Aim => Copy out the listing below, swapping every "day-events" for "event-list" and leaving everything else as it is.

Data in this exercise =>
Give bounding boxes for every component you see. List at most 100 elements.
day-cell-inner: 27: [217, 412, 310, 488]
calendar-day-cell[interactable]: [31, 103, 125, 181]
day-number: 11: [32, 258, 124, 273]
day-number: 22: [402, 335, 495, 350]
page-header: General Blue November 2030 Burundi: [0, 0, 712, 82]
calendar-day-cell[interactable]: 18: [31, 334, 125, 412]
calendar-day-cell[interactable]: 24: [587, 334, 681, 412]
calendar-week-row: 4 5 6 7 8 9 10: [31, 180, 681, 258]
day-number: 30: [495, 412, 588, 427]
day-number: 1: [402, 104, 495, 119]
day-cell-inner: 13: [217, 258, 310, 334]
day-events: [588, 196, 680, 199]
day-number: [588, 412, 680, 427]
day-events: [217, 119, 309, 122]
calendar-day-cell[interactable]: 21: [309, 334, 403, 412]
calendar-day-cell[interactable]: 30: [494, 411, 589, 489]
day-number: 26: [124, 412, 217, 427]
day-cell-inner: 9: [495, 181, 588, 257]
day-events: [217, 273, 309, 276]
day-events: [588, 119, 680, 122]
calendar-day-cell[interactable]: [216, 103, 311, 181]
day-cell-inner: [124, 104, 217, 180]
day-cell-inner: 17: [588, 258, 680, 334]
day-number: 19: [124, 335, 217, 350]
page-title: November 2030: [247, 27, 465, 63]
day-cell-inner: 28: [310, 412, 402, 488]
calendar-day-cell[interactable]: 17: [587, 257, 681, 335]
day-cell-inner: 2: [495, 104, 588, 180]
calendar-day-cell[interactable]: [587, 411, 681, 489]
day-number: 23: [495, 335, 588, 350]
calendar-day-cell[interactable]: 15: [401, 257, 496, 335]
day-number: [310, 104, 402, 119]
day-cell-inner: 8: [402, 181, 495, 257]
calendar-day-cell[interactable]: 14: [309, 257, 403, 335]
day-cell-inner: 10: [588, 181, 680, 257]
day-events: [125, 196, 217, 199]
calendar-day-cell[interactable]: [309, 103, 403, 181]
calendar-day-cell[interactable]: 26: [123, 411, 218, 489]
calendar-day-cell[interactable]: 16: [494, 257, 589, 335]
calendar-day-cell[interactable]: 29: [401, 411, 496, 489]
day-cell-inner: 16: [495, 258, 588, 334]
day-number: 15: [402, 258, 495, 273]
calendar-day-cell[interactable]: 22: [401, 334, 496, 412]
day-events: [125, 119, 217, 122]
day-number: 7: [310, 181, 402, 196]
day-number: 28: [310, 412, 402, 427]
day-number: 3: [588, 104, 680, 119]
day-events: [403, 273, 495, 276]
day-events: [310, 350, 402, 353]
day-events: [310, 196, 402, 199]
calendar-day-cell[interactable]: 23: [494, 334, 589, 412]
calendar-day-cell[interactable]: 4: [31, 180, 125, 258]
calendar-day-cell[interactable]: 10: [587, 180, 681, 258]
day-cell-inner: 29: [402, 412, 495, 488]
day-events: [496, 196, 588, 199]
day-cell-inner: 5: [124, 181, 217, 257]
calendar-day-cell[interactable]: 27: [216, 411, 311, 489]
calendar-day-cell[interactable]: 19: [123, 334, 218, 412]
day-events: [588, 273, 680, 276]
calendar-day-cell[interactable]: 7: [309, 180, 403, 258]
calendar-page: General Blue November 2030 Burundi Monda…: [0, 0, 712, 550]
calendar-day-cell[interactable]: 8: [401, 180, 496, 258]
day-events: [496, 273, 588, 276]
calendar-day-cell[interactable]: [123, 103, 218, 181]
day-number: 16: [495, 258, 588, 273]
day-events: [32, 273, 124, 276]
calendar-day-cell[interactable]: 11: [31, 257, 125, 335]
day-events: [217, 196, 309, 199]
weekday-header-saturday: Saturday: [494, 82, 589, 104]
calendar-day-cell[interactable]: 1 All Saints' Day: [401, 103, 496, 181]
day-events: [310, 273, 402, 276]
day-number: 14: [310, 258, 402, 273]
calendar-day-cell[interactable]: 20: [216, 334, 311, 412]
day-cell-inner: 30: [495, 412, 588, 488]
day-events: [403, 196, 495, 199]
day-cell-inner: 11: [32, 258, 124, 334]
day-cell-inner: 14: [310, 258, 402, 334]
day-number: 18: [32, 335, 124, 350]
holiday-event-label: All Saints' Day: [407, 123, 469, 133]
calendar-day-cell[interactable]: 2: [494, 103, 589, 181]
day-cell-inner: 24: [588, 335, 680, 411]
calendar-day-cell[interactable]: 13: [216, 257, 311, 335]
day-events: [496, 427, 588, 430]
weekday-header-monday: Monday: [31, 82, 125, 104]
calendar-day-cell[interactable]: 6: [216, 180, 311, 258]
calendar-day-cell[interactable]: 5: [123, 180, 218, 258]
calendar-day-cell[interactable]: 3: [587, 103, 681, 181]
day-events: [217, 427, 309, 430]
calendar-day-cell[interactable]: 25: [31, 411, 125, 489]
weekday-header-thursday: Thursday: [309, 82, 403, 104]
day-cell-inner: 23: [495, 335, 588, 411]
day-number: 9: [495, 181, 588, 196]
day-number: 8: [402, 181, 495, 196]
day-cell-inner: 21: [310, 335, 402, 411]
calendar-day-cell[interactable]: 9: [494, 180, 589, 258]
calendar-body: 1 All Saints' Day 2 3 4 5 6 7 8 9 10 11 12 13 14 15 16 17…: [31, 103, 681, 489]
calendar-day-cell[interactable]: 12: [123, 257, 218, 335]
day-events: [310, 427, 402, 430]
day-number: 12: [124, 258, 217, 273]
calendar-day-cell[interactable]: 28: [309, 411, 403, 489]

Answer in full =>
Give bounding boxes for every component you see. List at most 100 elements.
day-cell-inner: 27: [217, 412, 310, 488]
calendar-day-cell[interactable]: [31, 103, 125, 181]
day-number: 11: [32, 258, 124, 273]
day-number: 22: [402, 335, 495, 350]
page-header: General Blue November 2030 Burundi: [0, 0, 712, 82]
calendar-day-cell[interactable]: 18: [31, 334, 125, 412]
calendar-day-cell[interactable]: 24: [587, 334, 681, 412]
calendar-week-row: 4 5 6 7 8 9 10: [31, 180, 681, 258]
day-number: 30: [495, 412, 588, 427]
day-number: 1: [402, 104, 495, 119]
day-cell-inner: 13: [217, 258, 310, 334]
event-list: [588, 196, 680, 199]
day-number: [588, 412, 680, 427]
event-list: [217, 119, 309, 122]
calendar-day-cell[interactable]: 21: [309, 334, 403, 412]
calendar-day-cell[interactable]: 30: [494, 411, 589, 489]
day-number: 26: [124, 412, 217, 427]
day-cell-inner: 9: [495, 181, 588, 257]
event-list: [217, 273, 309, 276]
event-list: [588, 119, 680, 122]
calendar-day-cell[interactable]: [216, 103, 311, 181]
day-cell-inner: [124, 104, 217, 180]
day-cell-inner: 17: [588, 258, 680, 334]
day-number: 19: [124, 335, 217, 350]
page-title: November 2030: [247, 27, 465, 63]
day-cell-inner: 28: [310, 412, 402, 488]
calendar-day-cell[interactable]: 17: [587, 257, 681, 335]
day-cell-inner: 2: [495, 104, 588, 180]
calendar-day-cell[interactable]: [587, 411, 681, 489]
day-number: 23: [495, 335, 588, 350]
calendar-day-cell[interactable]: 15: [401, 257, 496, 335]
day-number: [310, 104, 402, 119]
day-cell-inner: 8: [402, 181, 495, 257]
calendar-day-cell[interactable]: 14: [309, 257, 403, 335]
day-cell-inner: 10: [588, 181, 680, 257]
event-list: [125, 196, 217, 199]
calendar-day-cell[interactable]: [309, 103, 403, 181]
calendar-day-cell[interactable]: 26: [123, 411, 218, 489]
calendar-day-cell[interactable]: 16: [494, 257, 589, 335]
calendar-day-cell[interactable]: 29: [401, 411, 496, 489]
day-cell-inner: 16: [495, 258, 588, 334]
day-number: 15: [402, 258, 495, 273]
calendar-day-cell[interactable]: 22: [401, 334, 496, 412]
event-list: [125, 119, 217, 122]
day-number: 7: [310, 181, 402, 196]
day-number: 28: [310, 412, 402, 427]
day-number: 3: [588, 104, 680, 119]
event-list: [403, 273, 495, 276]
event-list: [310, 350, 402, 353]
event-list: [310, 196, 402, 199]
calendar-day-cell[interactable]: 23: [494, 334, 589, 412]
calendar-day-cell[interactable]: 4: [31, 180, 125, 258]
calendar-day-cell[interactable]: 10: [587, 180, 681, 258]
day-cell-inner: 29: [402, 412, 495, 488]
event-list: [496, 196, 588, 199]
day-cell-inner: 5: [124, 181, 217, 257]
calendar-day-cell[interactable]: 27: [216, 411, 311, 489]
calendar-day-cell[interactable]: 19: [123, 334, 218, 412]
event-list: [588, 273, 680, 276]
calendar-day-cell[interactable]: 7: [309, 180, 403, 258]
calendar-page: General Blue November 2030 Burundi Monda…: [0, 0, 712, 550]
calendar-day-cell[interactable]: 8: [401, 180, 496, 258]
event-list: [496, 273, 588, 276]
calendar-day-cell[interactable]: [123, 103, 218, 181]
day-number: 16: [495, 258, 588, 273]
event-list: [32, 273, 124, 276]
calendar-day-cell[interactable]: 11: [31, 257, 125, 335]
event-list: [217, 196, 309, 199]
weekday-header-saturday: Saturday: [494, 82, 589, 104]
calendar-day-cell[interactable]: 1 All Saints' Day: [401, 103, 496, 181]
event-list: [310, 273, 402, 276]
day-number: 14: [310, 258, 402, 273]
calendar-day-cell[interactable]: 20: [216, 334, 311, 412]
day-cell-inner: 30: [495, 412, 588, 488]
event-list: [403, 196, 495, 199]
day-cell-inner: 11: [32, 258, 124, 334]
day-cell-inner: 14: [310, 258, 402, 334]
day-number: 18: [32, 335, 124, 350]
holiday-event-label: All Saints' Day: [407, 123, 469, 133]
calendar-day-cell[interactable]: 2: [494, 103, 589, 181]
day-cell-inner: 24: [588, 335, 680, 411]
calendar-day-cell[interactable]: 13: [216, 257, 311, 335]
event-list: [496, 427, 588, 430]
weekday-header-monday: Monday: [31, 82, 125, 104]
calendar-day-cell[interactable]: 6: [216, 180, 311, 258]
calendar-day-cell[interactable]: 5: [123, 180, 218, 258]
calendar-day-cell[interactable]: 3: [587, 103, 681, 181]
event-list: [217, 427, 309, 430]
calendar-day-cell[interactable]: 25: [31, 411, 125, 489]
weekday-header-thursday: Thursday: [309, 82, 403, 104]
day-cell-inner: 23: [495, 335, 588, 411]
day-number: 9: [495, 181, 588, 196]
day-number: 8: [402, 181, 495, 196]
day-cell-inner: 21: [310, 335, 402, 411]
calendar-day-cell[interactable]: 9: [494, 180, 589, 258]
calendar-body: 1 All Saints' Day 2 3 4 5 6 7 8 9 10 11 12 13 14 15 16 17…: [31, 103, 681, 489]
calendar-day-cell[interactable]: 12: [123, 257, 218, 335]
event-list: [310, 427, 402, 430]
day-number: 12: [124, 258, 217, 273]
calendar-day-cell[interactable]: 28: [309, 411, 403, 489]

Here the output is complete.